• What you should do
Take the records underneath and set them down exactly.
□ □ □ □ □ □ □
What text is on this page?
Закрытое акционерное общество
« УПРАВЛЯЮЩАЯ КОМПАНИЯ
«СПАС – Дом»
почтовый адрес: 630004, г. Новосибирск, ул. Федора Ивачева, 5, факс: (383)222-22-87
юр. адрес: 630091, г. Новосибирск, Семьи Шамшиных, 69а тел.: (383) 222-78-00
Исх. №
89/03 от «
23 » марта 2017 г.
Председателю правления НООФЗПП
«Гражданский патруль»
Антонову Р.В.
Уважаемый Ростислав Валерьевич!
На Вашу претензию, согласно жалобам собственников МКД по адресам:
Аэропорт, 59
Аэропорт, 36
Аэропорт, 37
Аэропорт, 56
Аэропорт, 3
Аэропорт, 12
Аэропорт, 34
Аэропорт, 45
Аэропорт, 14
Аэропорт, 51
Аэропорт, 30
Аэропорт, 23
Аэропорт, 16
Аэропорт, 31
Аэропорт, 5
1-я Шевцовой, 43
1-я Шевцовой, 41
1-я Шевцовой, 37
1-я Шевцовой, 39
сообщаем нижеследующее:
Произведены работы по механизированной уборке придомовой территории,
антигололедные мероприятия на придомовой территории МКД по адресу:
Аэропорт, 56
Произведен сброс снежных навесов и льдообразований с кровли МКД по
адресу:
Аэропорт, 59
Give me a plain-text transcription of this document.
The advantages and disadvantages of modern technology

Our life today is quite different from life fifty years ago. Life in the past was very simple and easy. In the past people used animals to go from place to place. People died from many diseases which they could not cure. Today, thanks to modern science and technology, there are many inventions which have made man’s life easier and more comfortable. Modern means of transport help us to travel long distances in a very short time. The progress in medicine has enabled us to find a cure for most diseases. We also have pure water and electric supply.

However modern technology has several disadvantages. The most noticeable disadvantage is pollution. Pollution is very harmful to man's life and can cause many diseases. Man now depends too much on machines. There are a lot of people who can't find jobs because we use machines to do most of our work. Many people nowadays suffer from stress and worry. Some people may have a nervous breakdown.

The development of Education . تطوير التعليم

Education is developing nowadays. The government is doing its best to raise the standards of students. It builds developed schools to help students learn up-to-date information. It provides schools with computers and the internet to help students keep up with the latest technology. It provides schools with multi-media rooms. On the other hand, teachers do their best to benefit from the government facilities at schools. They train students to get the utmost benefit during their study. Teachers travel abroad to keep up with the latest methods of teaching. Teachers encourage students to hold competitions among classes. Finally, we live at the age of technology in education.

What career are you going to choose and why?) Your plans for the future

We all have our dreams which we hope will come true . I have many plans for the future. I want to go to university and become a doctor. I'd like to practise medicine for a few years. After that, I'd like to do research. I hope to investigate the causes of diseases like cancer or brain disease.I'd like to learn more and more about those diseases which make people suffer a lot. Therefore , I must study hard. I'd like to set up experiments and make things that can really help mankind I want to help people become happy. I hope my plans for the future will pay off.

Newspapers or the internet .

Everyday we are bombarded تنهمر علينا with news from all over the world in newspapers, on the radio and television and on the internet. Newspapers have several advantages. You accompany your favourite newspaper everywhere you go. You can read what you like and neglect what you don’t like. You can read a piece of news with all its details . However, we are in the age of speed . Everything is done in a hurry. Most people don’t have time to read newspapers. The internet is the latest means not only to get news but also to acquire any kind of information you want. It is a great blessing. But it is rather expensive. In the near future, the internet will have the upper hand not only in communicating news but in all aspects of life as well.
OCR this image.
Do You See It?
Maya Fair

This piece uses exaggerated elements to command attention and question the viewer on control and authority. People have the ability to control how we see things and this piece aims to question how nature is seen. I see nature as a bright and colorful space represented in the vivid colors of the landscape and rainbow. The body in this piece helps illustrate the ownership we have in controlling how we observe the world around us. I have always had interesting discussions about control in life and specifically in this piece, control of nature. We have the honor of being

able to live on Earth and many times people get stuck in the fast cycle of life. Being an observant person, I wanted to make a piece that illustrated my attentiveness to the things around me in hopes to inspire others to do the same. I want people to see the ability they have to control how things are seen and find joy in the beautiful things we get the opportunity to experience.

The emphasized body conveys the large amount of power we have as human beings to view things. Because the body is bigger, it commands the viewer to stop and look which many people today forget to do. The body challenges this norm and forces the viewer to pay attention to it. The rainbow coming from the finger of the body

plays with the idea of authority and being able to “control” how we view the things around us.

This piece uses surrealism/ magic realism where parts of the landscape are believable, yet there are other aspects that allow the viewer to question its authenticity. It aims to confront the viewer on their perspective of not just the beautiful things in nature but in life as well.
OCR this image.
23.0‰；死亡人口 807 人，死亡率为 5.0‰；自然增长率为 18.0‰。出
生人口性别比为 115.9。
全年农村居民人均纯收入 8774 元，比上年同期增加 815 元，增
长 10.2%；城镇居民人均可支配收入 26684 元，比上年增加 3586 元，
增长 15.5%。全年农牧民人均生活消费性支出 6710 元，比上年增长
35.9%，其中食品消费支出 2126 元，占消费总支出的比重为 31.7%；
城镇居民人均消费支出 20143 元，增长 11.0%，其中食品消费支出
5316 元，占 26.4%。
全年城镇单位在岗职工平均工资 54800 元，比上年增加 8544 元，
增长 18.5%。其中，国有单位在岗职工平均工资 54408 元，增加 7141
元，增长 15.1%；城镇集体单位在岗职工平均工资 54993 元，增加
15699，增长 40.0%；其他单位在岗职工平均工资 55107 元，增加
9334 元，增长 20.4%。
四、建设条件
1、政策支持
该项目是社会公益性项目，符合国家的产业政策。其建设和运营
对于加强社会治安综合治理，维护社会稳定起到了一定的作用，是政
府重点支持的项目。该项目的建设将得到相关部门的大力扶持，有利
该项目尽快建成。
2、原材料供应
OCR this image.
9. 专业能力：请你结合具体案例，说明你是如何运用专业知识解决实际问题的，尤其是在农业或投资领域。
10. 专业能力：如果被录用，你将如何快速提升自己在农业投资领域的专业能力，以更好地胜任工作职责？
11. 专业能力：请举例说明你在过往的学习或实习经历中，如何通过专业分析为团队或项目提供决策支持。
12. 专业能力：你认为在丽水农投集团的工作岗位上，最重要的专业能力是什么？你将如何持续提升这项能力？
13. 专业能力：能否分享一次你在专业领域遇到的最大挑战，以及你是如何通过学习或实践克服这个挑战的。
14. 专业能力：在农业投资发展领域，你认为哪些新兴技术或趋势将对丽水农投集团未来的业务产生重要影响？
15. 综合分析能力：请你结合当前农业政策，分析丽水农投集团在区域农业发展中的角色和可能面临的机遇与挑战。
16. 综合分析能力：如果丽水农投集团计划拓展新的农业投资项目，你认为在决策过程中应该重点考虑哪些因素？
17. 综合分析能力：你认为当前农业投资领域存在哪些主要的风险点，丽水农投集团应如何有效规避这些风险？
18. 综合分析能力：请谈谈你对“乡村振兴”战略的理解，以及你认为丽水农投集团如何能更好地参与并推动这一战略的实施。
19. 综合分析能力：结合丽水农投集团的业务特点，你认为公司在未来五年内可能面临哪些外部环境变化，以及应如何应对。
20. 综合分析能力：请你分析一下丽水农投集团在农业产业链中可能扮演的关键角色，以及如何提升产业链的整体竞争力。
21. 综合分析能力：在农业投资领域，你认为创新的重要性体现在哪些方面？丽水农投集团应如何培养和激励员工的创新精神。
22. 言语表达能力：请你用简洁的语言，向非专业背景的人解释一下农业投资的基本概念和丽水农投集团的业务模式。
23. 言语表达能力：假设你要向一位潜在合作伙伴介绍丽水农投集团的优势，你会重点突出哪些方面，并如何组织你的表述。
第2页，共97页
□ □ □ □ □ □ □
• Reply
What text is on this page?
Закрытое акционерное общество
« УПРАВЛЯЮЩАЯ КОМПАНИЯ
«СПАС – Дом»
почтовый адрес: 630004, г. Новосибирск, ул. Федора Ивачева, 5, факс: (383)222-22-87
юр. адрес: 630091, г. Новосибирск, Семьи Шамшиных, 69а тел.: (383) 222-78-00
Исх. №
89/03 от «
23 » марта 2017 г.
Председателю правления НООФЗПП
«Гражданский патруль»
Антонову Р.В.
Уважаемый Ростислав Валерьевич!
На Вашу претензию, согласно жалобам собственников МКД по адресам:
Аэропорт, 59
Аэропорт, 36
Аэропорт, 37
Аэропорт, 56
Аэропорт, 3
Аэропорт, 12
Аэропорт, 34
Аэропорт, 45
Аэропорт, 14
Аэропорт, 51
Аэропорт, 30
Аэропорт, 23
Аэропорт, 16
Аэропорт, 31
Аэропорт, 5
1-я Шевцовой, 43
1-я Шевцовой, 41
1-я Шевцовой, 37
1-я Шевцовой, 39
сообщаем нижеследующее:
Произведены работы по механизированной уборке придомовой территории,
антигололедные мероприятия на придомовой территории МКД по адресу:
Аэропорт, 56
Произведен сброс снежных навесов и льдообразований с кровли МКД по
адресу:
Аэропорт, 59
Give me a plain-text transcription of this document.
The advantages and disadvantages of modern technology

Our life today is quite different from life fifty years ago. Life in the past was very simple and easy. In the past people used animals to go from place to place. People died from many diseases which they could not cure. Today, thanks to modern science and technology, there are many inventions which have made man’s life easier and more comfortable. Modern means of transport help us to travel long distances in a very short time. The progress in medicine has enabled us to find a cure for most diseases. We also have pure water and electric supply.

However modern technology has several disadvantages. The most noticeable disadvantage is pollution. Pollution is very harmful to man's life and can cause many diseases. Man now depends too much on machines. There are a lot of people who can't find jobs because we use machines to do most of our work. Many people nowadays suffer from stress and worry. Some people may have a nervous breakdown.

The development of Education . تطوير التعليم

Education is developing nowadays. The government is doing its best to raise the standards of students. It builds developed schools to help students learn up-to-date information. It provides schools with computers and the internet to help students keep up with the latest technology. It provides schools with multi-media rooms. On the other hand, teachers do their best to benefit from the government facilities at schools. They train students to get the utmost benefit during their study. Teachers travel abroad to keep up with the latest methods of teaching. Teachers encourage students to hold competitions among classes. Finally, we live at the age of technology in education.

What career are you going to choose and why?) Your plans for the future

We all have our dreams which we hope will come true . I have many plans for the future. I want to go to university and become a doctor. I'd like to practise medicine for a few years. After that, I'd like to do research. I hope to investigate the causes of diseases like cancer or brain disease.I'd like to learn more and more about those diseases which make people suffer a lot. Therefore , I must study hard. I'd like to set up experiments and make things that can really help mankind I want to help people become happy. I hope my plans for the future will pay off.

Newspapers or the internet .

Everyday we are bombarded تنهمر علينا with news from all over the world in newspapers, on the radio and television and on the internet. Newspapers have several advantages. You accompany your favourite newspaper everywhere you go. You can read what you like and neglect what you don’t like. You can read a piece of news with all its details . However, we are in the age of speed . Everything is done in a hurry. Most people don’t have time to read newspapers. The internet is the latest means not only to get news but also to acquire any kind of information you want. It is a great blessing. But it is rather expensive. In the near future, the internet will have the upper hand not only in communicating news but in all aspects of life as well.
OCR this image.
Do You See It?
Maya Fair

This piece uses exaggerated elements to command attention and question the viewer on control and authority. People have the ability to control how we see things and this piece aims to question how nature is seen. I see nature as a bright and colorful space represented in the vivid colors of the landscape and rainbow. The body in this piece helps illustrate the ownership we have in controlling how we observe the world around us. I have always had interesting discussions about control in life and specifically in this piece, control of nature. We have the honor of being

able to live on Earth and many times people get stuck in the fast cycle of life. Being an observant person, I wanted to make a piece that illustrated my attentiveness to the things around me in hopes to inspire others to do the same. I want people to see the ability they have to control how things are seen and find joy in the beautiful things we get the opportunity to experience.

The emphasized body conveys the large amount of power we have as human beings to view things. Because the body is bigger, it commands the viewer to stop and look which many people today forget to do. The body challenges this norm and forces the viewer to pay attention to it. The rainbow coming from the finger of the body

plays with the idea of authority and being able to “control” how we view the things around us.

This piece uses surrealism/ magic realism where parts of the landscape are believable, yet there are other aspects that allow the viewer to question its authenticity. It aims to confront the viewer on their perspective of not just the beautiful things in nature but in life as well.
OCR this image.
23.0‰；死亡人口 807 人，死亡率为 5.0‰；自然增长率为 18.0‰。出
生人口性别比为 115.9。
全年农村居民人均纯收入 8774 元，比上年同期增加 815 元，增
长 10.2%；城镇居民人均可支配收入 26684 元，比上年增加 3586 元，
增长 15.5%。全年农牧民人均生活消费性支出 6710 元，比上年增长
35.9%，其中食品消费支出 2126 元，占消费总支出的比重为 31.7%；
城镇居民人均消费支出 20143 元，增长 11.0%，其中食品消费支出
5316 元，占 26.4%。
全年城镇单位在岗职工平均工资 54800 元，比上年增加 8544 元，
增长 18.5%。其中，国有单位在岗职工平均工资 54408 元，增加 7141
元，增长 15.1%；城镇集体单位在岗职工平均工资 54993 元，增加
15699，增长 40.0%；其他单位在岗职工平均工资 55107 元，增加
9334 元，增长 20.4%。
四、建设条件
1、政策支持
该项目是社会公益性项目，符合国家的产业政策。其建设和运营
对于加强社会治安综合治理，维护社会稳定起到了一定的作用，是政
府重点支持的项目。该项目的建设将得到相关部门的大力扶持，有利
该项目尽快建成。
2、原材料供应
OCR this image.
9. 专业能力：请你结合具体案例，说明你是如何运用专业知识解决实际问题的，尤其是在农业或投资领域。
10. 专业能力：如果被录用，你将如何快速提升自己在农业投资领域的专业能力，以更好地胜任工作职责？
11. 专业能力：请举例说明你在过往的学习或实习经历中，如何通过专业分析为团队或项目提供决策支持。
12. 专业能力：你认为在丽水农投集团的工作岗位上，最重要的专业能力是什么？你将如何持续提升这项能力？
13. 专业能力：能否分享一次你在专业领域遇到的最大挑战，以及你是如何通过学习或实践克服这个挑战的。
14. 专业能力：在农业投资发展领域，你认为哪些新兴技术或趋势将对丽水农投集团未来的业务产生重要影响？
15. 综合分析能力：请你结合当前农业政策，分析丽水农投集团在区域农业发展中的角色和可能面临的机遇与挑战。
16. 综合分析能力：如果丽水农投集团计划拓展新的农业投资项目，你认为在决策过程中应该重点考虑哪些因素？
17. 综合分析能力：你认为当前农业投资领域存在哪些主要的风险点，丽水农投集团应如何有效规避这些风险？
18. 综合分析能力：请谈谈你对“乡村振兴”战略的理解，以及你认为丽水农投集团如何能更好地参与并推动这一战略的实施。
19. 综合分析能力：结合丽水农投集团的业务特点，你认为公司在未来五年内可能面临哪些外部环境变化，以及应如何应对。
20. 综合分析能力：请你分析一下丽水农投集团在农业产业链中可能扮演的关键角色，以及如何提升产业链的整体竞争力。
21. 综合分析能力：在农业投资领域，你认为创新的重要性体现在哪些方面？丽水农投集团应如何培养和激励员工的创新精神。
22. 言语表达能力：请你用简洁的语言，向非专业背景的人解释一下农业投资的基本概念和丽水农投集团的业务模式。
23. 言语表达能力：假设你要向一位潜在合作伙伴介绍丽水农投集团的优势，你会重点突出哪些方面，并如何组织你的表述。
第2页，共97页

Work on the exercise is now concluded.